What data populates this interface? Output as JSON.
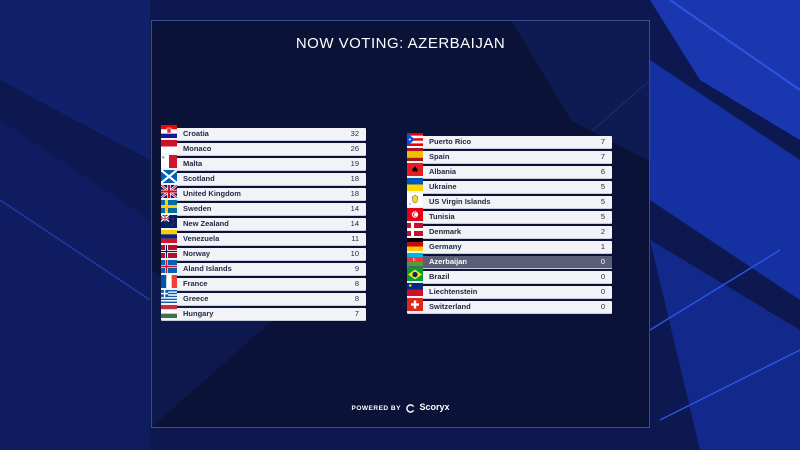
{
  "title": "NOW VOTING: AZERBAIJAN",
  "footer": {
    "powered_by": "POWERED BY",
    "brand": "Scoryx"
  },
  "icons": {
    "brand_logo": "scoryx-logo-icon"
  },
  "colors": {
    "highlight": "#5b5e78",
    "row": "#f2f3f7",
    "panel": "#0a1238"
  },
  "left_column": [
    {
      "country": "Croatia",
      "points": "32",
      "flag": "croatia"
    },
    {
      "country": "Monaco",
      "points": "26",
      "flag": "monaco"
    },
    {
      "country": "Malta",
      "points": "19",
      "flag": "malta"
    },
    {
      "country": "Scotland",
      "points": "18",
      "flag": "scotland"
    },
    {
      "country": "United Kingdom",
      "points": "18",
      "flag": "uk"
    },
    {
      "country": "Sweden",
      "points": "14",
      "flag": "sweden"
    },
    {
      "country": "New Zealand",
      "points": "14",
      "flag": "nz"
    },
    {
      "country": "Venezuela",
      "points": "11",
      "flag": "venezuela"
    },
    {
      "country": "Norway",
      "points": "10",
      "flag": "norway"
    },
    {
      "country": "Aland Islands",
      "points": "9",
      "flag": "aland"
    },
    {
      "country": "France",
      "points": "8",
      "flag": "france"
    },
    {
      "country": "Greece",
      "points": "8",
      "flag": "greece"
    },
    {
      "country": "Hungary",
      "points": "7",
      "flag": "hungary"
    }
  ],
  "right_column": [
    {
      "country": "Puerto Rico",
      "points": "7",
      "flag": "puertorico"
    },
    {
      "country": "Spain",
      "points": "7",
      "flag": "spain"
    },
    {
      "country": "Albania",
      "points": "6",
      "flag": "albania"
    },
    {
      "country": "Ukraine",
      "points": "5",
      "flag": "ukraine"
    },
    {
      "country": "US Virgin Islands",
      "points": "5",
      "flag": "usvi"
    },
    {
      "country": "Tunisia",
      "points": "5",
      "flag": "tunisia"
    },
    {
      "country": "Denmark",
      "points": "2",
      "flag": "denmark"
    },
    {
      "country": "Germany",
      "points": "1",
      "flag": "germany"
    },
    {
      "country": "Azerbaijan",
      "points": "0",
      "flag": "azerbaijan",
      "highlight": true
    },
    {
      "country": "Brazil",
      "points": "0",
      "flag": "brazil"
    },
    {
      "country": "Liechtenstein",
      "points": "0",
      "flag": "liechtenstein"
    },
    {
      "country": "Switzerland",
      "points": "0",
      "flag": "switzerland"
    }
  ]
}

◆ ◆ ◆ ◆ ◆ ◆ ◆

◆ **Exercise task**:
Which lines of the data above contain "Islands"? Copy each one.

◆ **Correct result**:
      "country": "Aland Islands",
      "country": "US Virgin Islands",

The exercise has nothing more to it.